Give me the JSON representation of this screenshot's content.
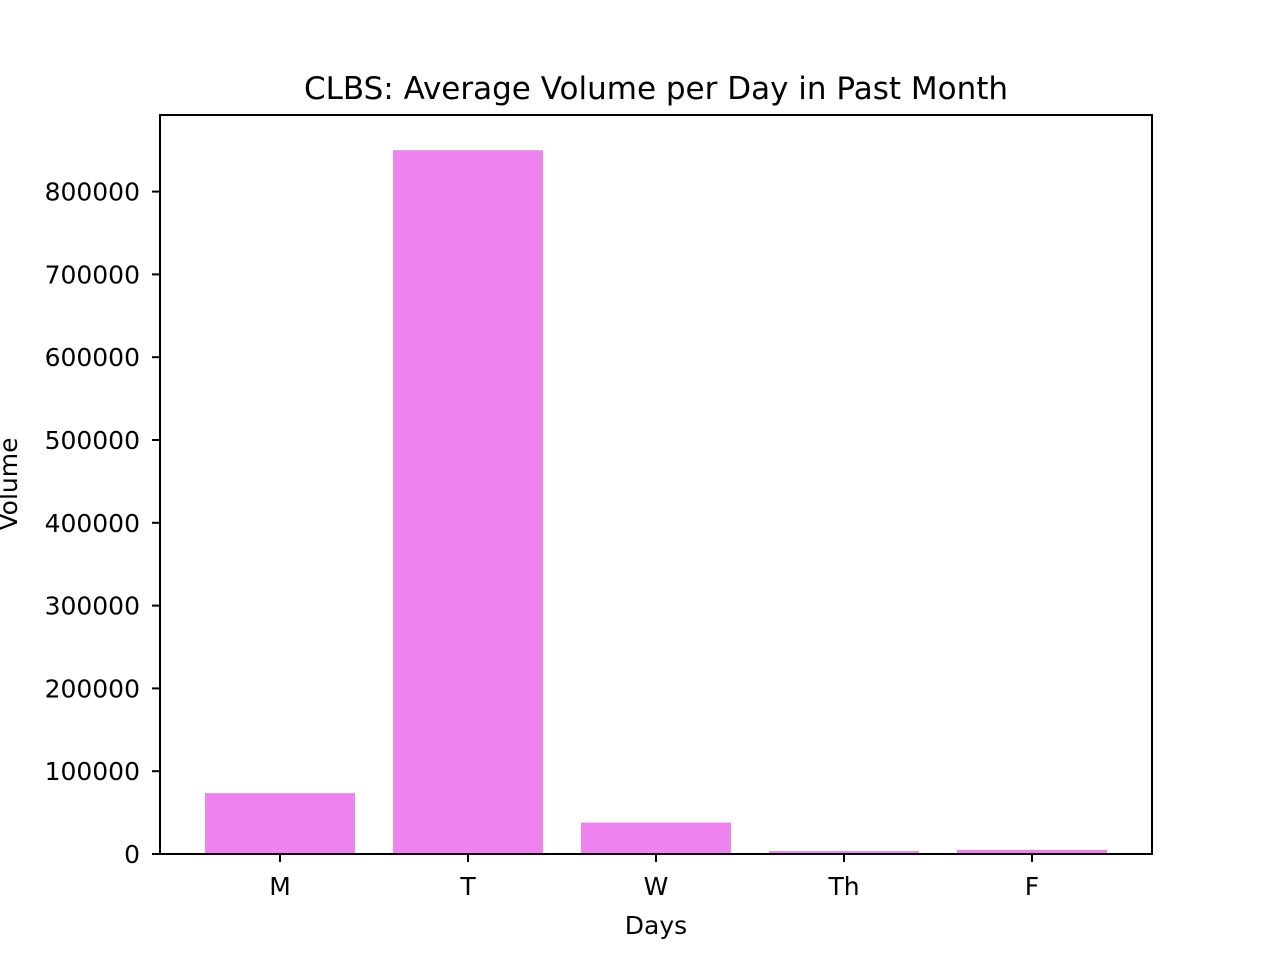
{
  "chart_data": {
    "type": "bar",
    "title": "CLBS: Average Volume per Day in Past Month",
    "xlabel": "Days",
    "ylabel": "Volume",
    "categories": [
      "M",
      "T",
      "W",
      "Th",
      "F"
    ],
    "values": [
      73500,
      850000,
      38000,
      3500,
      5000
    ],
    "ylim": [
      0,
      892500
    ],
    "yticks": [
      0,
      100000,
      200000,
      300000,
      400000,
      500000,
      600000,
      700000,
      800000
    ],
    "ytick_labels": [
      "0",
      "100000",
      "200000",
      "300000",
      "400000",
      "500000",
      "600000",
      "700000",
      "800000"
    ],
    "bar_color": "#ee82ee",
    "grid": false,
    "legend": "none"
  }
}
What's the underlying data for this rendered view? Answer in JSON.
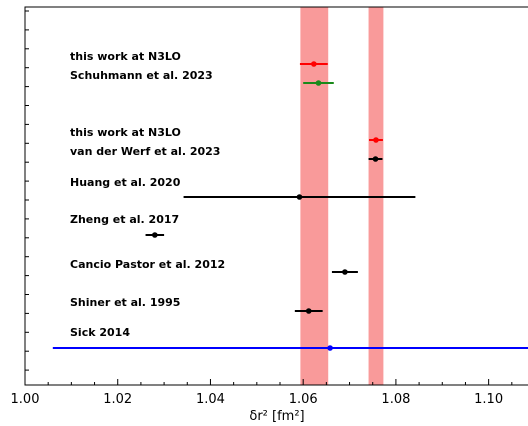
{
  "chart_data": {
    "type": "scatter",
    "title": "",
    "xlabel": "δr² [fm²]",
    "ylabel": "",
    "xlim": [
      1.0,
      1.11
    ],
    "xticks": [
      "1.00",
      "1.02",
      "1.04",
      "1.06",
      "1.08",
      "1.10"
    ],
    "xtick_values": [
      1.0,
      1.02,
      1.04,
      1.06,
      1.08,
      1.1
    ],
    "grid": false,
    "legend": "none",
    "bands": [
      {
        "xmin": 1.0594,
        "xmax": 1.0654,
        "color": "#f99a9a"
      },
      {
        "xmin": 1.0741,
        "xmax": 1.0773,
        "color": "#f99a9a"
      }
    ],
    "points": [
      {
        "label": "this work at N3LO",
        "x": 1.0623,
        "xerr_low": 0.003,
        "xerr_high": 0.003,
        "color": "#ff0000",
        "row": 0
      },
      {
        "label": "Schuhmann et al. 2023",
        "x": 1.0633,
        "xerr_low": 0.0033,
        "xerr_high": 0.0033,
        "color": "#1a8a1a",
        "row": 1
      },
      {
        "label": "this work at N3LO",
        "x": 1.0757,
        "xerr_low": 0.0015,
        "xerr_high": 0.0015,
        "color": "#ff0000",
        "row": 2
      },
      {
        "label": "van der Werf et al. 2023",
        "x": 1.0756,
        "xerr_low": 0.0015,
        "xerr_high": 0.0015,
        "color": "#000000",
        "row": 3
      },
      {
        "label": "Huang et al. 2020",
        "x": 1.0592,
        "xerr_low": 0.025,
        "xerr_high": 0.025,
        "color": "#000000",
        "row": 4
      },
      {
        "label": "Zheng et al. 2017",
        "x": 1.028,
        "xerr_low": 0.002,
        "xerr_high": 0.002,
        "color": "#000000",
        "row": 5
      },
      {
        "label": "Cancio Pastor et al. 2012",
        "x": 1.069,
        "xerr_low": 0.0028,
        "xerr_high": 0.0028,
        "color": "#000000",
        "row": 6
      },
      {
        "label": "Shiner et al. 1995",
        "x": 1.0612,
        "xerr_low": 0.003,
        "xerr_high": 0.003,
        "color": "#000000",
        "row": 7
      },
      {
        "label": "Sick 2014",
        "x": 1.0658,
        "xerr_low": 0.0598,
        "xerr_high": 0.06,
        "color": "#0000ff",
        "row": 8
      }
    ]
  }
}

Request:
Give every record again exactly, apart from the pictures, which stay out.

Response for this exercise:
Give me the JSON representation of this screenshot's content.
{
  "chart_data": {
    "type": "bar",
    "title": "CLBS: Average Volume per Day in Past Month",
    "xlabel": "Days",
    "ylabel": "Volume",
    "categories": [
      "M",
      "T",
      "W",
      "Th",
      "F"
    ],
    "values": [
      73500,
      850000,
      38000,
      3500,
      5000
    ],
    "ylim": [
      0,
      892500
    ],
    "yticks": [
      0,
      100000,
      200000,
      300000,
      400000,
      500000,
      600000,
      700000,
      800000
    ],
    "ytick_labels": [
      "0",
      "100000",
      "200000",
      "300000",
      "400000",
      "500000",
      "600000",
      "700000",
      "800000"
    ],
    "bar_color": "#ee82ee",
    "grid": false,
    "legend": "none"
  }
}
What's the underlying data for this rendered view? Answer in JSON.
{
  "chart_data": {
    "type": "scatter",
    "title": "",
    "xlabel": "δr² [fm²]",
    "ylabel": "",
    "xlim": [
      1.0,
      1.11
    ],
    "xticks": [
      "1.00",
      "1.02",
      "1.04",
      "1.06",
      "1.08",
      "1.10"
    ],
    "xtick_values": [
      1.0,
      1.02,
      1.04,
      1.06,
      1.08,
      1.1
    ],
    "grid": false,
    "legend": "none",
    "bands": [
      {
        "xmin": 1.0594,
        "xmax": 1.0654,
        "color": "#f99a9a"
      },
      {
        "xmin": 1.0741,
        "xmax": 1.0773,
        "color": "#f99a9a"
      }
    ],
    "points": [
      {
        "label": "this work at N3LO",
        "x": 1.0623,
        "xerr_low": 0.003,
        "xerr_high": 0.003,
        "color": "#ff0000",
        "row": 0
      },
      {
        "label": "Schuhmann et al. 2023",
        "x": 1.0633,
        "xerr_low": 0.0033,
        "xerr_high": 0.0033,
        "color": "#1a8a1a",
        "row": 1
      },
      {
        "label": "this work at N3LO",
        "x": 1.0757,
        "xerr_low": 0.0015,
        "xerr_high": 0.0015,
        "color": "#ff0000",
        "row": 2
      },
      {
        "label": "van der Werf et al. 2023",
        "x": 1.0756,
        "xerr_low": 0.0015,
        "xerr_high": 0.0015,
        "color": "#000000",
        "row": 3
      },
      {
        "label": "Huang et al. 2020",
        "x": 1.0592,
        "xerr_low": 0.025,
        "xerr_high": 0.025,
        "color": "#000000",
        "row": 4
      },
      {
        "label": "Zheng et al. 2017",
        "x": 1.028,
        "xerr_low": 0.002,
        "xerr_high": 0.002,
        "color": "#000000",
        "row": 5
      },
      {
        "label": "Cancio Pastor et al. 2012",
        "x": 1.069,
        "xerr_low": 0.0028,
        "xerr_high": 0.0028,
        "color": "#000000",
        "row": 6
      },
      {
        "label": "Shiner et al. 1995",
        "x": 1.0612,
        "xerr_low": 0.003,
        "xerr_high": 0.003,
        "color": "#000000",
        "row": 7
      },
      {
        "label": "Sick 2014",
        "x": 1.0658,
        "xerr_low": 0.0598,
        "xerr_high": 0.06,
        "color": "#0000ff",
        "row": 8
      }
    ]
  }
}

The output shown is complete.